(Objective)
Every record must appear in your copy exactly as written, with no pictures.

===============

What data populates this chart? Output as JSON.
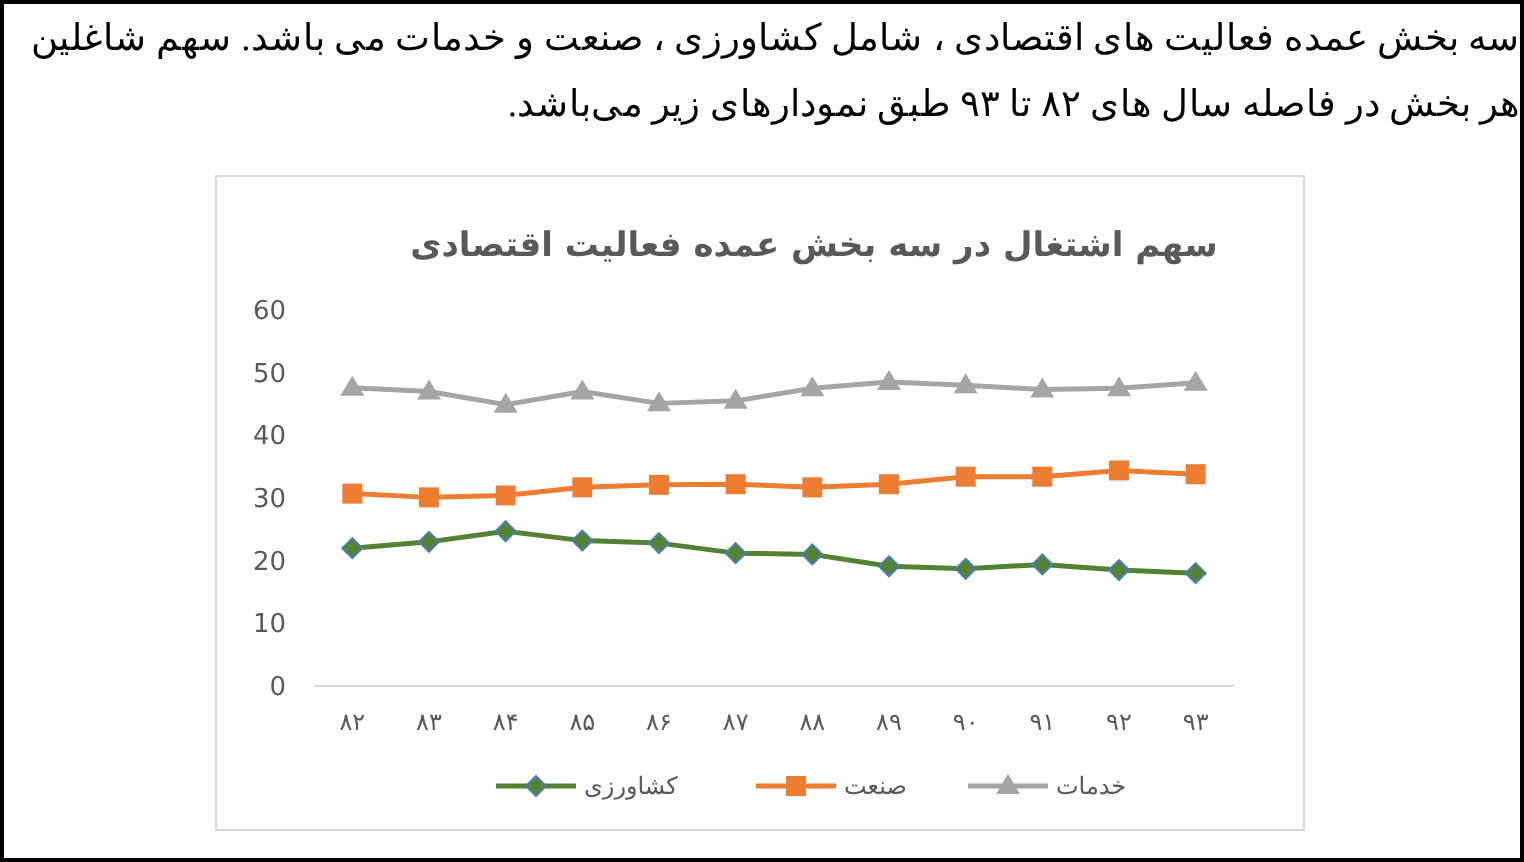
{
  "chart_data": {
    "type": "line",
    "title": "سهم اشتغال در سه بخش عمده فعالیت اقتصادی",
    "annotations": [
      "سه بخش عمده فعالیت های اقتصادی ، شامل کشاورزی ، صنعت و خدمات می باشد. سهم شاغلین هر بخش در فاصله سال های ۸۲  تا ۹۳ طبق نمودارهای زیر می‌باشد."
    ],
    "categories": [
      "۸۲",
      "۸۳",
      "۸۴",
      "۸۵",
      "۸۶",
      "۸۷",
      "۸۸",
      "۸۹",
      "۹۰",
      "۹۱",
      "۹۲",
      "۹۳"
    ],
    "ylim": [
      0,
      60
    ],
    "yticks": [
      0,
      10,
      20,
      30,
      40,
      50,
      60
    ],
    "grid": false,
    "legend": "bottom",
    "line_style": "solid",
    "series": [
      {
        "name": "کشاورزی",
        "color": "#548235",
        "marker": "diamond",
        "values": [
          22.0,
          23.0,
          24.7,
          23.2,
          22.8,
          21.2,
          21.0,
          19.1,
          18.7,
          19.4,
          18.5,
          18.0
        ]
      },
      {
        "name": "صنعت",
        "color": "#ed7d31",
        "marker": "square",
        "values": [
          30.7,
          30.1,
          30.4,
          31.7,
          32.1,
          32.2,
          31.7,
          32.2,
          33.4,
          33.4,
          34.4,
          33.8
        ]
      },
      {
        "name": "خدمات",
        "color": "#a5a5a5",
        "marker": "triangle",
        "values": [
          47.6,
          47.0,
          44.9,
          47.0,
          45.1,
          45.5,
          47.5,
          48.5,
          48.0,
          47.3,
          47.5,
          48.4
        ]
      }
    ]
  }
}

===============

(Output of the task)
What data populates this chart? Output as JSON.
{
  "chart_data": {
    "type": "line",
    "title": "سهم اشتغال در سه بخش عمده فعالیت اقتصادی",
    "annotations": [
      "سه بخش عمده فعالیت های اقتصادی ، شامل کشاورزی ، صنعت و خدمات می باشد. سهم شاغلین هر بخش در فاصله سال های ۸۲  تا ۹۳ طبق نمودارهای زیر می‌باشد."
    ],
    "categories": [
      "۸۲",
      "۸۳",
      "۸۴",
      "۸۵",
      "۸۶",
      "۸۷",
      "۸۸",
      "۸۹",
      "۹۰",
      "۹۱",
      "۹۲",
      "۹۳"
    ],
    "ylim": [
      0,
      60
    ],
    "yticks": [
      0,
      10,
      20,
      30,
      40,
      50,
      60
    ],
    "grid": false,
    "legend": "bottom",
    "line_style": "solid",
    "series": [
      {
        "name": "کشاورزی",
        "color": "#548235",
        "marker": "diamond",
        "values": [
          22.0,
          23.0,
          24.7,
          23.2,
          22.8,
          21.2,
          21.0,
          19.1,
          18.7,
          19.4,
          18.5,
          18.0
        ]
      },
      {
        "name": "صنعت",
        "color": "#ed7d31",
        "marker": "square",
        "values": [
          30.7,
          30.1,
          30.4,
          31.7,
          32.1,
          32.2,
          31.7,
          32.2,
          33.4,
          33.4,
          34.4,
          33.8
        ]
      },
      {
        "name": "خدمات",
        "color": "#a5a5a5",
        "marker": "triangle",
        "values": [
          47.6,
          47.0,
          44.9,
          47.0,
          45.1,
          45.5,
          47.5,
          48.5,
          48.0,
          47.3,
          47.5,
          48.4
        ]
      }
    ]
  }
}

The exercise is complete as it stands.